Let's determine the deleted residual for the fourth data point — the red one. The value of the observed response is \(y_{4} \) = 2.1. The estimated regression equation for the data set containing just the first three points is:
\(\hat{y}_{(4)}=0.6+1.55x\)
making the predicted response when x = 10:
\(\hat{y}_{(4)}=0.6+1.55(10)=16.1\)
Therefore, the deleted residual for the red data point is:
\(d_4=2.1-16.1=-14\)
Is this a large deleted residual? Well, we can tell from the plot in this simple linear regression case that the red data point is clearly influential, and so this deleted residual must be considered large. But, in general, how large is large? Unfortunately, there's not a straightforward answer to that question. Deleted residuals depend on the units of measurement just as ordinary residuals do. We can solve this problem though by dividing each deleted residual by an estimate of its standard deviation. That's where "studentized deleted residuals" come into play.
Studentized deleted residuals (or externally studentized residuals)

[Given data]
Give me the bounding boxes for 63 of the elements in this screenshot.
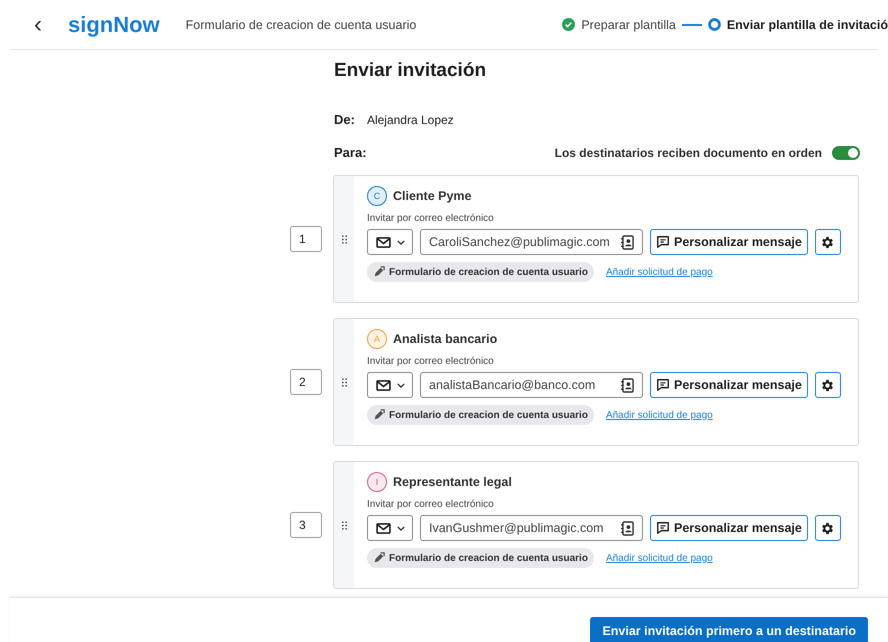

[Required work]
[a] According to the passage on deleted residuals, what can each deleted residual be divided by to solve the problem of its dependence on units of measurement?
[b] Copy the passage on deleted residuals word for word, starting at "Is this a large" and ending at "externally studentized residuals)".
The lines have no connection to the passage on deleted residuals.

[Solutions to the exercise]
[a] An estimate of its standard deviation.

[b]
Is this a large deleted residual? Well, we can tell from the plot in this simple linear regression case that the red data point is clearly influential, and so this deleted residual must be considered large. But, in general, how large is large? Unfortunately, there's not a straightforward answer to that question. Deleted residuals depend on the units of measurement just as ordinary residuals do. We can solve this problem though by dividing each deleted residual by an estimate of its standard deviation. That's where "studentized deleted residuals" come into play.
Studentized deleted residuals (or externally studentized residuals)